Problem to work on:
Pictures in the data below are not part of the copy; transcribe everything else exactly.

Figure record extracts
━━━━━━━━━━━━━━━━
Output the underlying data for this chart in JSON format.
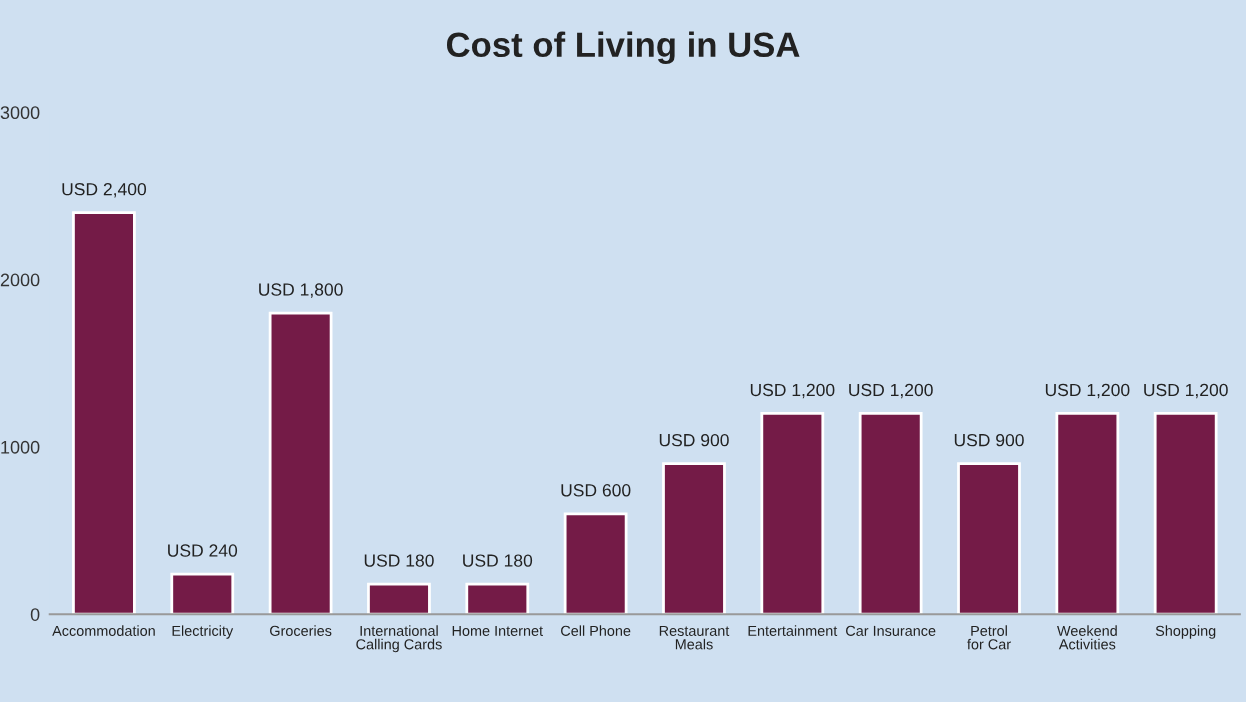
{
  "chart_data": {
    "type": "bar",
    "title": "Cost of Living in USA",
    "categories": [
      "Accommodation",
      "Electricity",
      "Groceries",
      "International Calling Cards",
      "Home Internet",
      "Cell Phone",
      "Restaurant Meals",
      "Entertainment",
      "Car Insurance",
      "Petrol for Car",
      "Weekend Activities",
      "Shopping"
    ],
    "values": [
      2400,
      240,
      1800,
      180,
      180,
      600,
      900,
      1200,
      1200,
      900,
      1200,
      1200
    ],
    "value_labels": [
      "USD 2,400",
      "USD 240",
      "USD 1,800",
      "USD 180",
      "USD 180",
      "USD 600",
      "USD 900",
      "USD 1,200",
      "USD 1,200",
      "USD 900",
      "USD 1,200",
      "USD 1,200"
    ],
    "color": "#741b47",
    "ylim": [
      0,
      3000
    ],
    "yticks": [
      0,
      1000,
      2000,
      3000
    ],
    "grid": false,
    "legend": false
  }
}
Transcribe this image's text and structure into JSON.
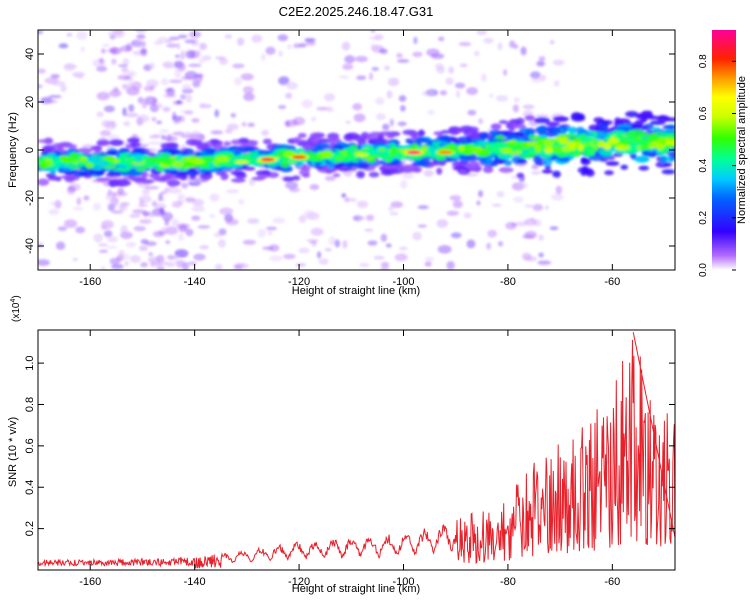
{
  "title": "C2E2.2025.246.18.47.G31",
  "chart_data": [
    {
      "type": "heatmap",
      "name": "spectrogram",
      "xlabel": "Height of straight line (km)",
      "ylabel": "Frequency (Hz)",
      "xlim": [
        -170,
        -48
      ],
      "ylim": [
        -50,
        50
      ],
      "xticks": [
        -160,
        -140,
        -120,
        -100,
        -80,
        -60
      ],
      "yticks": [
        -40,
        -20,
        0,
        20,
        40
      ],
      "colorbar": {
        "label": "Normalized spectral amplitude",
        "range": [
          0,
          0.92
        ],
        "ticks": [
          0.0,
          0.2,
          0.4,
          0.6,
          0.8
        ],
        "tick_labels": [
          "0.0",
          "0.2",
          "0.4",
          "0.6",
          "0.8"
        ]
      },
      "ridge": [
        {
          "x": -170,
          "y": -5
        },
        {
          "x": -160,
          "y": -5
        },
        {
          "x": -150,
          "y": -5
        },
        {
          "x": -140,
          "y": -5
        },
        {
          "x": -130,
          "y": -4
        },
        {
          "x": -120,
          "y": -3
        },
        {
          "x": -110,
          "y": -2
        },
        {
          "x": -100,
          "y": -1
        },
        {
          "x": -90,
          "y": 0
        },
        {
          "x": -80,
          "y": 1
        },
        {
          "x": -70,
          "y": 2
        },
        {
          "x": -60,
          "y": 3
        },
        {
          "x": -48,
          "y": 3
        }
      ],
      "peaks": [
        {
          "x": -126,
          "y": -4,
          "value": 0.85
        },
        {
          "x": -120,
          "y": -3,
          "value": 0.8
        },
        {
          "x": -98,
          "y": -1,
          "value": 0.9
        },
        {
          "x": -92,
          "y": -1,
          "value": 0.75
        },
        {
          "x": -131,
          "y": -5,
          "value": 0.6
        },
        {
          "x": -108,
          "y": -2,
          "value": 0.6
        }
      ]
    },
    {
      "type": "line",
      "name": "snr",
      "xlabel": "Height of straight line (km)",
      "ylabel": "SNR (10 * v/v)",
      "multiplier": "(x10",
      "multiplier_exp": "4",
      "multiplier_close": ")",
      "xlim": [
        -170,
        -48
      ],
      "ylim": [
        0,
        1.16
      ],
      "xticks": [
        -160,
        -140,
        -120,
        -100,
        -80,
        -60
      ],
      "yticks": [
        0.2,
        0.4,
        0.6,
        0.8,
        1.0
      ],
      "ytick_labels": [
        "0.2",
        "0.4",
        "0.6",
        "0.8",
        "1.0"
      ],
      "color": "#e8202a",
      "envelope": [
        {
          "x": -170,
          "y": 0.04
        },
        {
          "x": -150,
          "y": 0.05
        },
        {
          "x": -140,
          "y": 0.06
        },
        {
          "x": -130,
          "y": 0.1
        },
        {
          "x": -120,
          "y": 0.14
        },
        {
          "x": -110,
          "y": 0.16
        },
        {
          "x": -100,
          "y": 0.18
        },
        {
          "x": -90,
          "y": 0.24
        },
        {
          "x": -80,
          "y": 0.35
        },
        {
          "x": -75,
          "y": 0.55
        },
        {
          "x": -70,
          "y": 0.62
        },
        {
          "x": -65,
          "y": 0.72
        },
        {
          "x": -60,
          "y": 0.88
        },
        {
          "x": -56,
          "y": 1.15
        },
        {
          "x": -52,
          "y": 0.9
        },
        {
          "x": -48,
          "y": 0.78
        }
      ],
      "peak": {
        "x": -56,
        "y": 1.15
      }
    }
  ]
}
━━━━━━━━━━━━━━━━
Expected answer:
Output the underlying data for this chart in JSON format.
{
  "chart_data": {
    "type": "bar",
    "title": "Cost of Living in USA",
    "categories": [
      "Accommodation",
      "Electricity",
      "Groceries",
      "International Calling Cards",
      "Home Internet",
      "Cell Phone",
      "Restaurant Meals",
      "Entertainment",
      "Car Insurance",
      "Petrol for Car",
      "Weekend Activities",
      "Shopping"
    ],
    "values": [
      2400,
      240,
      1800,
      180,
      180,
      600,
      900,
      1200,
      1200,
      900,
      1200,
      1200
    ],
    "value_labels": [
      "USD 2,400",
      "USD 240",
      "USD 1,800",
      "USD 180",
      "USD 180",
      "USD 600",
      "USD 900",
      "USD 1,200",
      "USD 1,200",
      "USD 900",
      "USD 1,200",
      "USD 1,200"
    ],
    "color": "#741b47",
    "ylim": [
      0,
      3000
    ],
    "yticks": [
      0,
      1000,
      2000,
      3000
    ],
    "grid": false,
    "legend": false
  }
}
Transcribe this image's text and structure into JSON.
{
  "title": "C2E2.2025.246.18.47.G31",
  "chart_data": [
    {
      "type": "heatmap",
      "name": "spectrogram",
      "xlabel": "Height of straight line (km)",
      "ylabel": "Frequency (Hz)",
      "xlim": [
        -170,
        -48
      ],
      "ylim": [
        -50,
        50
      ],
      "xticks": [
        -160,
        -140,
        -120,
        -100,
        -80,
        -60
      ],
      "yticks": [
        -40,
        -20,
        0,
        20,
        40
      ],
      "colorbar": {
        "label": "Normalized spectral amplitude",
        "range": [
          0,
          0.92
        ],
        "ticks": [
          0.0,
          0.2,
          0.4,
          0.6,
          0.8
        ],
        "tick_labels": [
          "0.0",
          "0.2",
          "0.4",
          "0.6",
          "0.8"
        ]
      },
      "ridge": [
        {
          "x": -170,
          "y": -5
        },
        {
          "x": -160,
          "y": -5
        },
        {
          "x": -150,
          "y": -5
        },
        {
          "x": -140,
          "y": -5
        },
        {
          "x": -130,
          "y": -4
        },
        {
          "x": -120,
          "y": -3
        },
        {
          "x": -110,
          "y": -2
        },
        {
          "x": -100,
          "y": -1
        },
        {
          "x": -90,
          "y": 0
        },
        {
          "x": -80,
          "y": 1
        },
        {
          "x": -70,
          "y": 2
        },
        {
          "x": -60,
          "y": 3
        },
        {
          "x": -48,
          "y": 3
        }
      ],
      "peaks": [
        {
          "x": -126,
          "y": -4,
          "value": 0.85
        },
        {
          "x": -120,
          "y": -3,
          "value": 0.8
        },
        {
          "x": -98,
          "y": -1,
          "value": 0.9
        },
        {
          "x": -92,
          "y": -1,
          "value": 0.75
        },
        {
          "x": -131,
          "y": -5,
          "value": 0.6
        },
        {
          "x": -108,
          "y": -2,
          "value": 0.6
        }
      ]
    },
    {
      "type": "line",
      "name": "snr",
      "xlabel": "Height of straight line (km)",
      "ylabel": "SNR (10 * v/v)",
      "multiplier": "(x10",
      "multiplier_exp": "4",
      "multiplier_close": ")",
      "xlim": [
        -170,
        -48
      ],
      "ylim": [
        0,
        1.16
      ],
      "xticks": [
        -160,
        -140,
        -120,
        -100,
        -80,
        -60
      ],
      "yticks": [
        0.2,
        0.4,
        0.6,
        0.8,
        1.0
      ],
      "ytick_labels": [
        "0.2",
        "0.4",
        "0.6",
        "0.8",
        "1.0"
      ],
      "color": "#e8202a",
      "envelope": [
        {
          "x": -170,
          "y": 0.04
        },
        {
          "x": -150,
          "y": 0.05
        },
        {
          "x": -140,
          "y": 0.06
        },
        {
          "x": -130,
          "y": 0.1
        },
        {
          "x": -120,
          "y": 0.14
        },
        {
          "x": -110,
          "y": 0.16
        },
        {
          "x": -100,
          "y": 0.18
        },
        {
          "x": -90,
          "y": 0.24
        },
        {
          "x": -80,
          "y": 0.35
        },
        {
          "x": -75,
          "y": 0.55
        },
        {
          "x": -70,
          "y": 0.62
        },
        {
          "x": -65,
          "y": 0.72
        },
        {
          "x": -60,
          "y": 0.88
        },
        {
          "x": -56,
          "y": 1.15
        },
        {
          "x": -52,
          "y": 0.9
        },
        {
          "x": -48,
          "y": 0.78
        }
      ],
      "peak": {
        "x": -56,
        "y": 1.15
      }
    }
  ]
}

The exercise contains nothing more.